Every entry must be repeated exactly. Exclude all pictures.

— start Dataset excerpts —

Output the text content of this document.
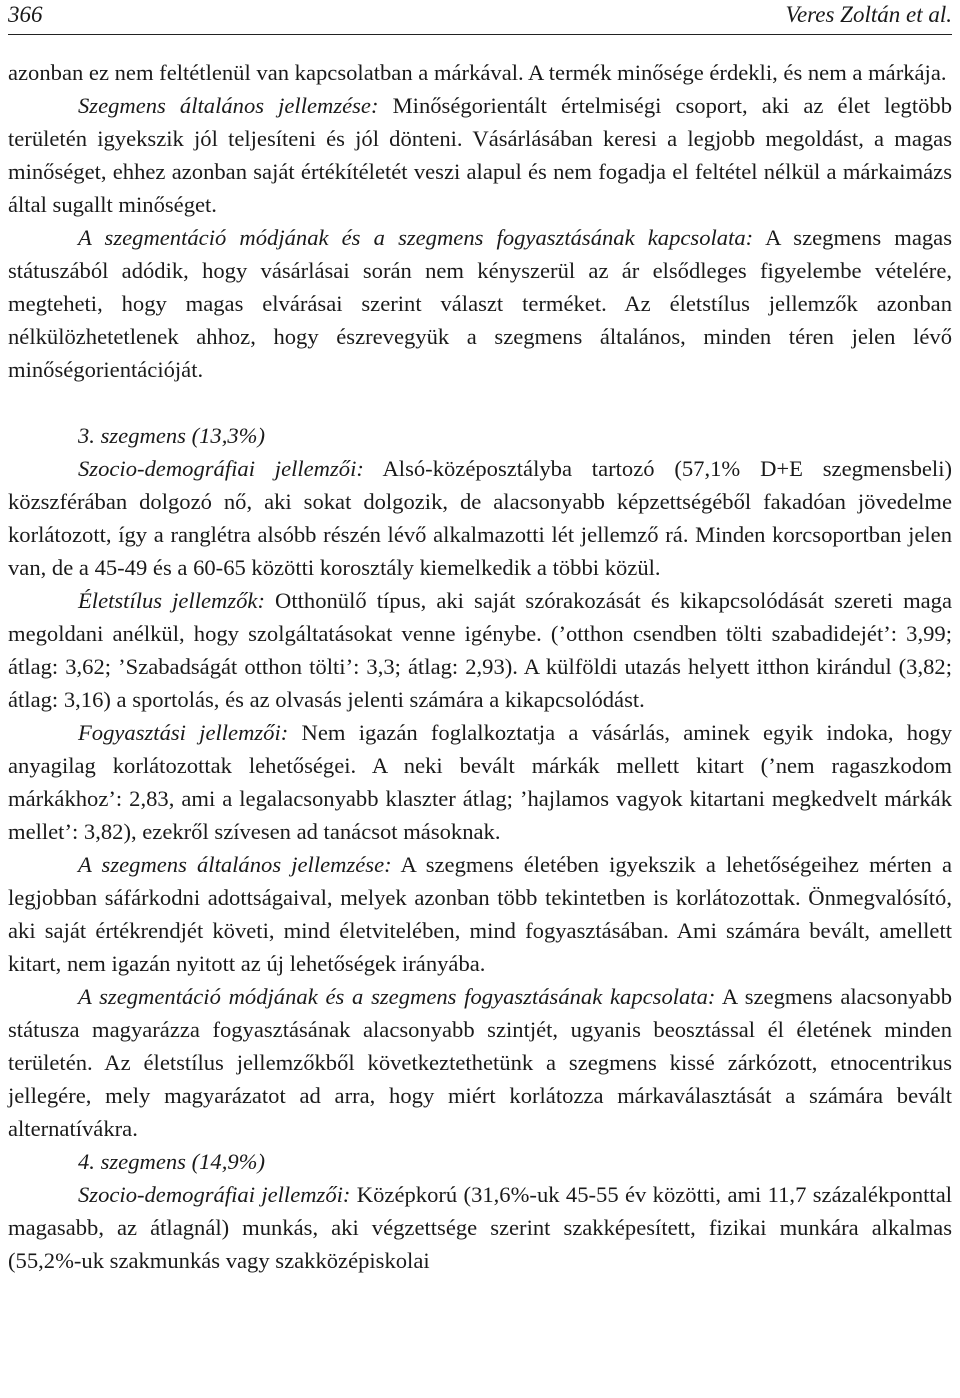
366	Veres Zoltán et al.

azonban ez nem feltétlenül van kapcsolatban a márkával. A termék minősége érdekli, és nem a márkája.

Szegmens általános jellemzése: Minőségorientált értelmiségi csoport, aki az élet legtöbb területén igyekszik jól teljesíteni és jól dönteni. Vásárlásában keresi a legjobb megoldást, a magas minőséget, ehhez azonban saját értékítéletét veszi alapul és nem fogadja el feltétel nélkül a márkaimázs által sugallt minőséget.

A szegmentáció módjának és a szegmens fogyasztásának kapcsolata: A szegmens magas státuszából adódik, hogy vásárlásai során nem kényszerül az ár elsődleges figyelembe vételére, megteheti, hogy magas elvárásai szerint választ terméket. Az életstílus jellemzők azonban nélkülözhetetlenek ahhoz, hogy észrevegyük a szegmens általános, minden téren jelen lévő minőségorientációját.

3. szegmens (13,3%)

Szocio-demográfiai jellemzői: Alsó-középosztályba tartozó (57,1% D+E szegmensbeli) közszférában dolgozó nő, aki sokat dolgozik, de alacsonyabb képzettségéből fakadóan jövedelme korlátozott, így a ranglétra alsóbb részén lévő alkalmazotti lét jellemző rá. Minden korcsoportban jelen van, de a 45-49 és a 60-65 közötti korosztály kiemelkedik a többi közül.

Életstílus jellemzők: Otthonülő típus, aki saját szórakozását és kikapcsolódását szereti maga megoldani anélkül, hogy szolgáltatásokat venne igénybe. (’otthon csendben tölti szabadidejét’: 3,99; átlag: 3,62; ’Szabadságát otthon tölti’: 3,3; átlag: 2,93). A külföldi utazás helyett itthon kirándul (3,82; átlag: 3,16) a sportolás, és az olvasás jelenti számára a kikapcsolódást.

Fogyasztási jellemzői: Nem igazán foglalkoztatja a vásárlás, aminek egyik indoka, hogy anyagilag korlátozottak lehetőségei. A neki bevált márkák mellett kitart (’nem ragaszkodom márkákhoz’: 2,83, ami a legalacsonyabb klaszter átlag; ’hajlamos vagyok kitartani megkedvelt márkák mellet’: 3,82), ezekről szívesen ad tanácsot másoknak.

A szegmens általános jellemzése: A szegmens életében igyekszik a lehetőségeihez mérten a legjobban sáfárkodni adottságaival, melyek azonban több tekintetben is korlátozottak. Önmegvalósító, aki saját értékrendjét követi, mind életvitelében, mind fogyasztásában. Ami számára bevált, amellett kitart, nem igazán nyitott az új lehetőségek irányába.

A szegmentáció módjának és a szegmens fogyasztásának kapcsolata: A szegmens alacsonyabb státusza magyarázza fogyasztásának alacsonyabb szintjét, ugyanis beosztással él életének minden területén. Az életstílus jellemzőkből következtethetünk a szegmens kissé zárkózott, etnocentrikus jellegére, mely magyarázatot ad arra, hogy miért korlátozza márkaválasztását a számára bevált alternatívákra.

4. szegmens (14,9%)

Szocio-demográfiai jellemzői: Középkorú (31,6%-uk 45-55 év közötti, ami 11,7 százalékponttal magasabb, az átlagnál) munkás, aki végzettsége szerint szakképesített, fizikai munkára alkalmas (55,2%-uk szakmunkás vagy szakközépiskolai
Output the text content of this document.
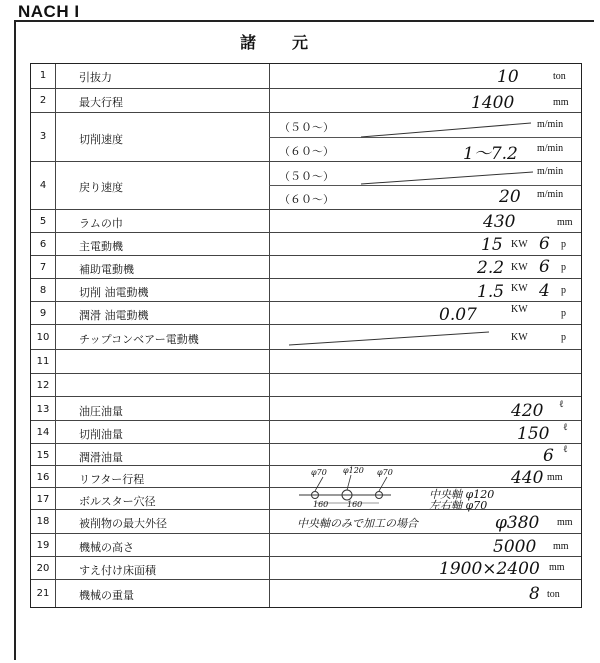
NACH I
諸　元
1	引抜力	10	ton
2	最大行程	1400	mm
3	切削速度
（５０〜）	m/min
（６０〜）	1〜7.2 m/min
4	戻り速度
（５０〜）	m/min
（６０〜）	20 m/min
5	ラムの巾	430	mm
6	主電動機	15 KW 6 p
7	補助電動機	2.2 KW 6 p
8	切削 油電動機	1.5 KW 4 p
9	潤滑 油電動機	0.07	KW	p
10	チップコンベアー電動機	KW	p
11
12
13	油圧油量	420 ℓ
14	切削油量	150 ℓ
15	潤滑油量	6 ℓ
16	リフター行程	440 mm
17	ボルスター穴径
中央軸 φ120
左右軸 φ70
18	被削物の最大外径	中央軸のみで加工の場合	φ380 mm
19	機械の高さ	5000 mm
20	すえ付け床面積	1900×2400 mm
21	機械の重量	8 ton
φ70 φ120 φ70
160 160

— end Dataset excerpts —

**Result of this task:**
Output the text content of this document.
366	Veres Zoltán et al.

azonban ez nem feltétlenül van kapcsolatban a márkával. A termék minősége érdekli, és nem a márkája.

Szegmens általános jellemzése: Minőségorientált értelmiségi csoport, aki az élet legtöbb területén igyekszik jól teljesíteni és jól dönteni. Vásárlásában keresi a legjobb megoldást, a magas minőséget, ehhez azonban saját értékítéletét veszi alapul és nem fogadja el feltétel nélkül a márkaimázs által sugallt minőséget.

A szegmentáció módjának és a szegmens fogyasztásának kapcsolata: A szegmens magas státuszából adódik, hogy vásárlásai során nem kényszerül az ár elsődleges figyelembe vételére, megteheti, hogy magas elvárásai szerint választ terméket. Az életstílus jellemzők azonban nélkülözhetetlenek ahhoz, hogy észrevegyük a szegmens általános, minden téren jelen lévő minőségorientációját.

3. szegmens (13,3%)

Szocio-demográfiai jellemzői: Alsó-középosztályba tartozó (57,1% D+E szegmensbeli) közszférában dolgozó nő, aki sokat dolgozik, de alacsonyabb képzettségéből fakadóan jövedelme korlátozott, így a ranglétra alsóbb részén lévő alkalmazotti lét jellemző rá. Minden korcsoportban jelen van, de a 45-49 és a 60-65 közötti korosztály kiemelkedik a többi közül.

Életstílus jellemzők: Otthonülő típus, aki saját szórakozását és kikapcsolódását szereti maga megoldani anélkül, hogy szolgáltatásokat venne igénybe. (’otthon csendben tölti szabadidejét’: 3,99; átlag: 3,62; ’Szabadságát otthon tölti’: 3,3; átlag: 2,93). A külföldi utazás helyett itthon kirándul (3,82; átlag: 3,16) a sportolás, és az olvasás jelenti számára a kikapcsolódást.

Fogyasztási jellemzői: Nem igazán foglalkoztatja a vásárlás, aminek egyik indoka, hogy anyagilag korlátozottak lehetőségei. A neki bevált márkák mellett kitart (’nem ragaszkodom márkákhoz’: 2,83, ami a legalacsonyabb klaszter átlag; ’hajlamos vagyok kitartani megkedvelt márkák mellet’: 3,82), ezekről szívesen ad tanácsot másoknak.

A szegmens általános jellemzése: A szegmens életében igyekszik a lehetőségeihez mérten a legjobban sáfárkodni adottságaival, melyek azonban több tekintetben is korlátozottak. Önmegvalósító, aki saját értékrendjét követi, mind életvitelében, mind fogyasztásában. Ami számára bevált, amellett kitart, nem igazán nyitott az új lehetőségek irányába.

A szegmentáció módjának és a szegmens fogyasztásának kapcsolata: A szegmens alacsonyabb státusza magyarázza fogyasztásának alacsonyabb szintjét, ugyanis beosztással él életének minden területén. Az életstílus jellemzőkből következtethetünk a szegmens kissé zárkózott, etnocentrikus jellegére, mely magyarázatot ad arra, hogy miért korlátozza márkaválasztását a számára bevált alternatívákra.

4. szegmens (14,9%)

Szocio-demográfiai jellemzői: Középkorú (31,6%-uk 45-55 év közötti, ami 11,7 százalékponttal magasabb, az átlagnál) munkás, aki végzettsége szerint szakképesített, fizikai munkára alkalmas (55,2%-uk szakmunkás vagy szakközépiskolai
Output the text content of this document.
NACH I
諸　元
1	引抜力	10	ton
2	最大行程	1400	mm
3	切削速度
（５０〜）	m/min
（６０〜）	1〜7.2 m/min
4	戻り速度
（５０〜）	m/min
（６０〜）	20 m/min
5	ラムの巾	430	mm
6	主電動機	15 KW 6 p
7	補助電動機	2.2 KW 6 p
8	切削 油電動機	1.5 KW 4 p
9	潤滑 油電動機	0.07	KW	p
10	チップコンベアー電動機	KW	p
11
12
13	油圧油量	420 ℓ
14	切削油量	150 ℓ
15	潤滑油量	6 ℓ
16	リフター行程	440 mm
17	ボルスター穴径
中央軸 φ120
左右軸 φ70
18	被削物の最大外径	中央軸のみで加工の場合	φ380 mm
19	機械の高さ	5000 mm
20	すえ付け床面積	1900×2400 mm
21	機械の重量	8 ton
φ70 φ120 φ70
160 160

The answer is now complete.